■ **SHORT TASK**: Go through the data below and copy it exactly, skipping every picture.

(Extracted records)
============

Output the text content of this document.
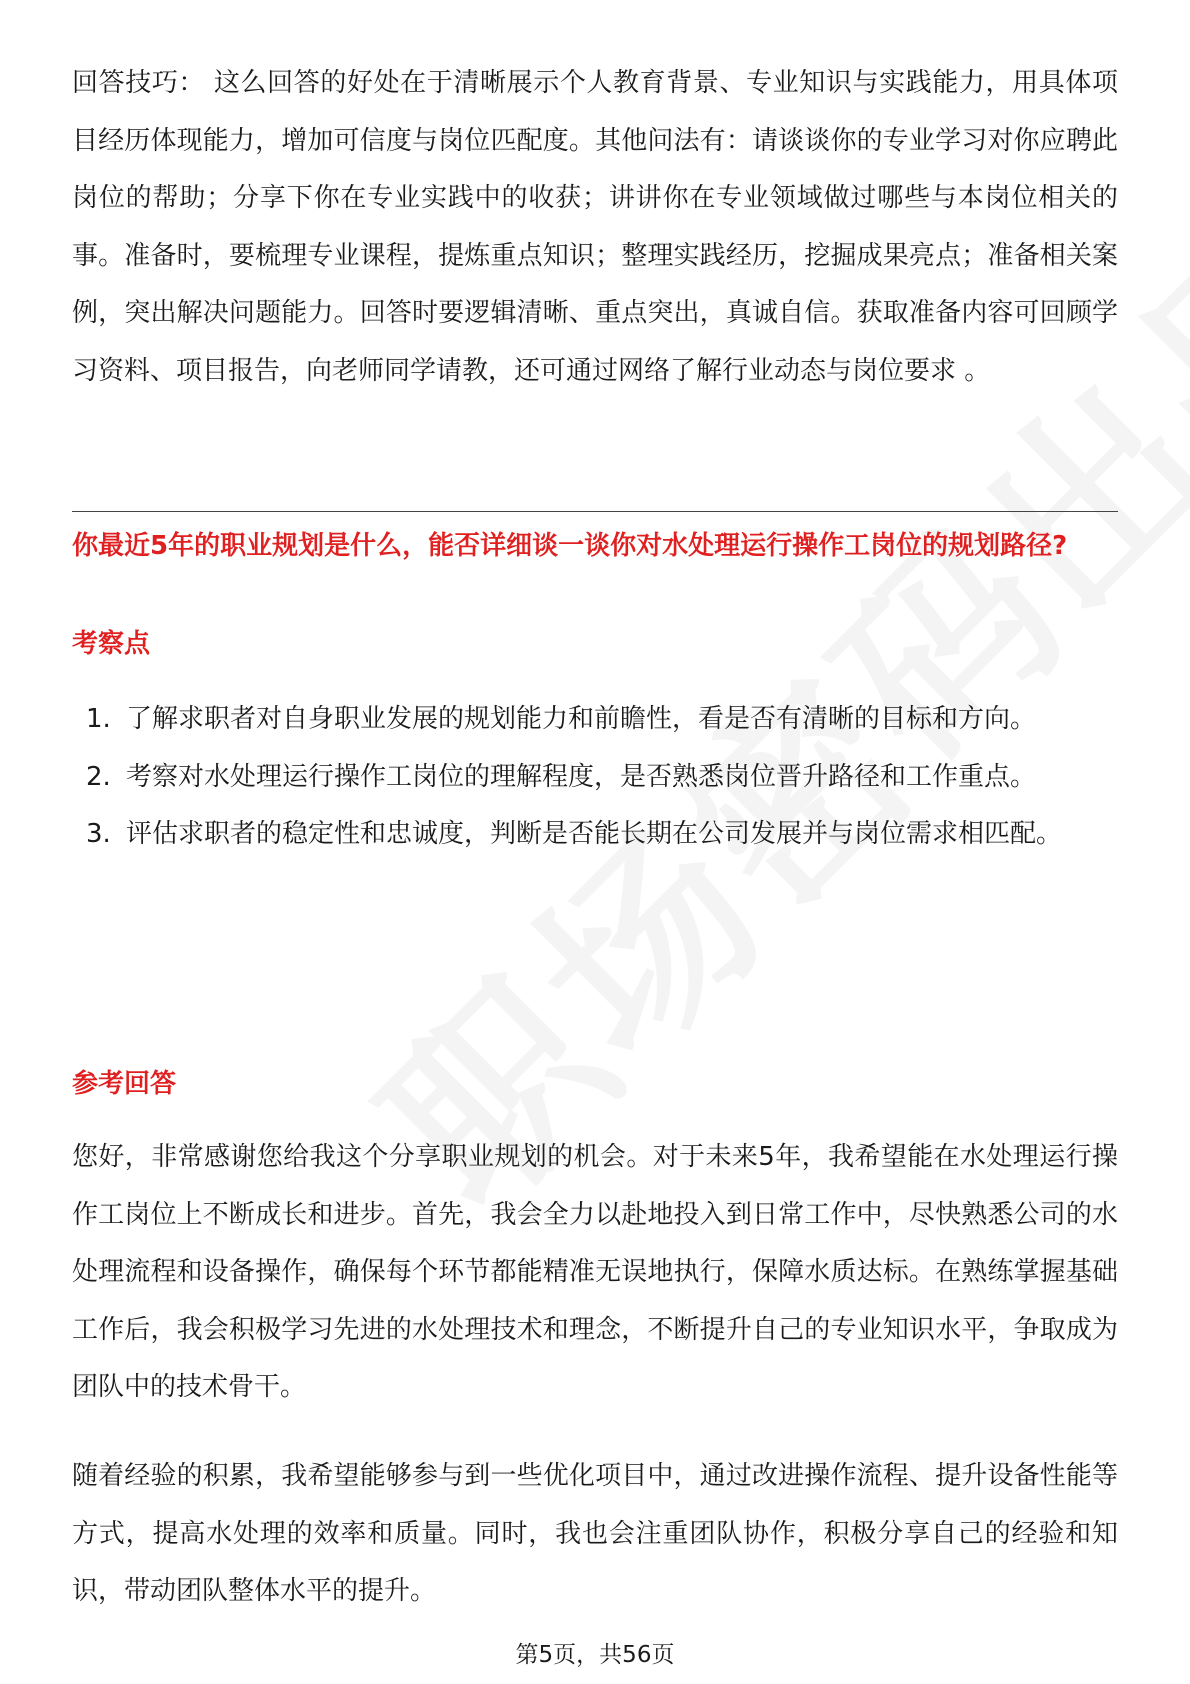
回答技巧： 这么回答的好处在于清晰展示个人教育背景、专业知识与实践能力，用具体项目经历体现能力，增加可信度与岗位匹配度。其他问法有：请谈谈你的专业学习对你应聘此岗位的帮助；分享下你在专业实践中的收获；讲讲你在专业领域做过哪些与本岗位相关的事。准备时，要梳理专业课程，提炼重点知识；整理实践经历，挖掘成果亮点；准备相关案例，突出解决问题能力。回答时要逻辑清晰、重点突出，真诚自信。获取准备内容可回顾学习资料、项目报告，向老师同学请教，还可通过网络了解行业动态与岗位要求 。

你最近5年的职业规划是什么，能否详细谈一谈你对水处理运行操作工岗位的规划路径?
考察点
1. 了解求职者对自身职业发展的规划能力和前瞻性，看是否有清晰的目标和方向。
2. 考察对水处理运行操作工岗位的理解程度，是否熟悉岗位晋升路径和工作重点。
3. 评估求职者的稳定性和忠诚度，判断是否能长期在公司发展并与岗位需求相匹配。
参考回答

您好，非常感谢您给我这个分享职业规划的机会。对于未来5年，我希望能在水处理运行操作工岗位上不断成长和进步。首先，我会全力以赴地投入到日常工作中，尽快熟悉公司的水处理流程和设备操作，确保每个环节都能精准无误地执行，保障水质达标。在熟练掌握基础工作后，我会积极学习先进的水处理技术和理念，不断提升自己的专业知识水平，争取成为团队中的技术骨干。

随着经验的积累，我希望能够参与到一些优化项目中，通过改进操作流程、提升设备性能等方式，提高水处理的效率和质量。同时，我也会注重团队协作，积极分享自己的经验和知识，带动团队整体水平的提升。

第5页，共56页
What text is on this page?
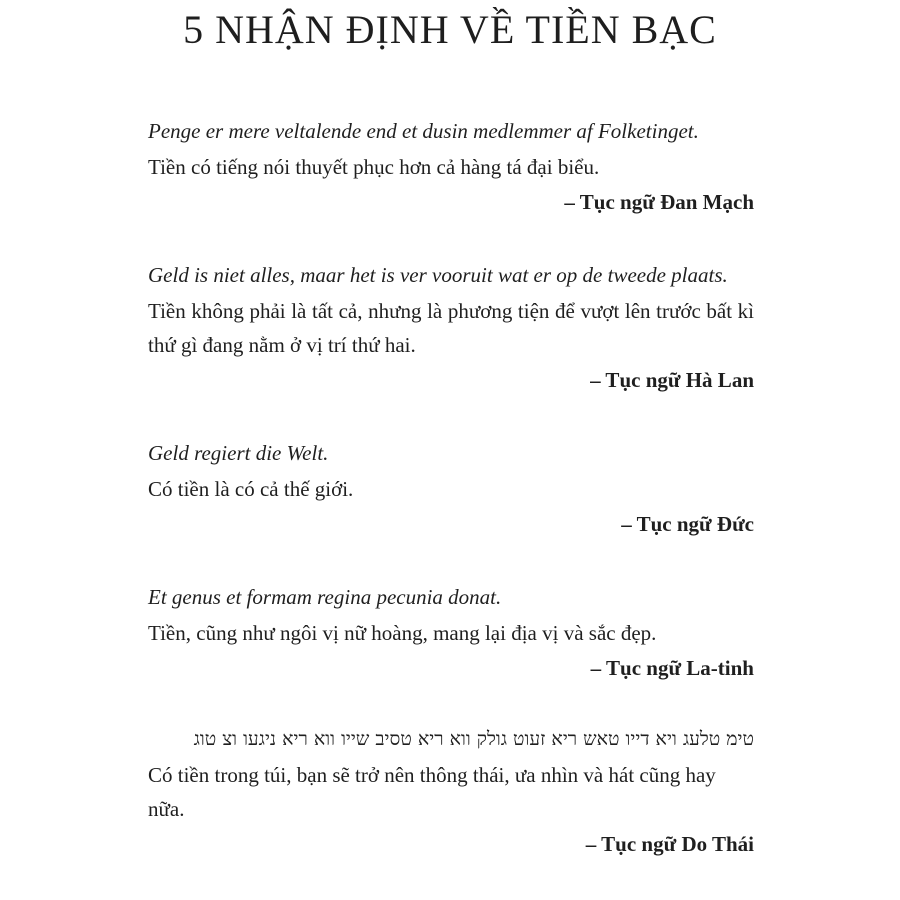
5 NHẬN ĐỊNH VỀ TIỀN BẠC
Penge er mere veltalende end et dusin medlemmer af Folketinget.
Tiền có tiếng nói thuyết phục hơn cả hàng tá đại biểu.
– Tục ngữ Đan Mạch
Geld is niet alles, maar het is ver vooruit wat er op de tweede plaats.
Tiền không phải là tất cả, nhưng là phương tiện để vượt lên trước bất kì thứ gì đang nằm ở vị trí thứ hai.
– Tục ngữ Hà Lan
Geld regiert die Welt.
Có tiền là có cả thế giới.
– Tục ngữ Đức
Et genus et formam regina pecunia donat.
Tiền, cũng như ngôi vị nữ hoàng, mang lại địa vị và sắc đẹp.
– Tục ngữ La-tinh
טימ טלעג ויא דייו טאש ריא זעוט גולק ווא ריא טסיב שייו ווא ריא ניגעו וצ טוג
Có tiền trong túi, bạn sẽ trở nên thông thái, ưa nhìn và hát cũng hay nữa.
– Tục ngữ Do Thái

============

■ **TASK RESPONSE**:
Output the text content of this document.
回答技巧： 这么回答的好处在于清晰展示个人教育背景、专业知识与实践能力，用具体项目经历体现能力，增加可信度与岗位匹配度。其他问法有：请谈谈你的专业学习对你应聘此岗位的帮助；分享下你在专业实践中的收获；讲讲你在专业领域做过哪些与本岗位相关的事。准备时，要梳理专业课程，提炼重点知识；整理实践经历，挖掘成果亮点；准备相关案例，突出解决问题能力。回答时要逻辑清晰、重点突出，真诚自信。获取准备内容可回顾学习资料、项目报告，向老师同学请教，还可通过网络了解行业动态与岗位要求 。

你最近5年的职业规划是什么，能否详细谈一谈你对水处理运行操作工岗位的规划路径?
考察点
1. 了解求职者对自身职业发展的规划能力和前瞻性，看是否有清晰的目标和方向。
2. 考察对水处理运行操作工岗位的理解程度，是否熟悉岗位晋升路径和工作重点。
3. 评估求职者的稳定性和忠诚度，判断是否能长期在公司发展并与岗位需求相匹配。
参考回答

您好，非常感谢您给我这个分享职业规划的机会。对于未来5年，我希望能在水处理运行操作工岗位上不断成长和进步。首先，我会全力以赴地投入到日常工作中，尽快熟悉公司的水处理流程和设备操作，确保每个环节都能精准无误地执行，保障水质达标。在熟练掌握基础工作后，我会积极学习先进的水处理技术和理念，不断提升自己的专业知识水平，争取成为团队中的技术骨干。

随着经验的积累，我希望能够参与到一些优化项目中，通过改进操作流程、提升设备性能等方式，提高水处理的效率和质量。同时，我也会注重团队协作，积极分享自己的经验和知识，带动团队整体水平的提升。

第5页，共56页
What text is on this page?
5 NHẬN ĐỊNH VỀ TIỀN BẠC
Penge er mere veltalende end et dusin medlemmer af Folketinget.
Tiền có tiếng nói thuyết phục hơn cả hàng tá đại biểu.
– Tục ngữ Đan Mạch
Geld is niet alles, maar het is ver vooruit wat er op de tweede plaats.
Tiền không phải là tất cả, nhưng là phương tiện để vượt lên trước bất kì thứ gì đang nằm ở vị trí thứ hai.
– Tục ngữ Hà Lan
Geld regiert die Welt.
Có tiền là có cả thế giới.
– Tục ngữ Đức
Et genus et formam regina pecunia donat.
Tiền, cũng như ngôi vị nữ hoàng, mang lại địa vị và sắc đẹp.
– Tục ngữ La-tinh
טימ טלעג ויא דייו טאש ריא זעוט גולק ווא ריא טסיב שייו ווא ריא ניגעו וצ טוג
Có tiền trong túi, bạn sẽ trở nên thông thái, ưa nhìn và hát cũng hay nữa.
– Tục ngữ Do Thái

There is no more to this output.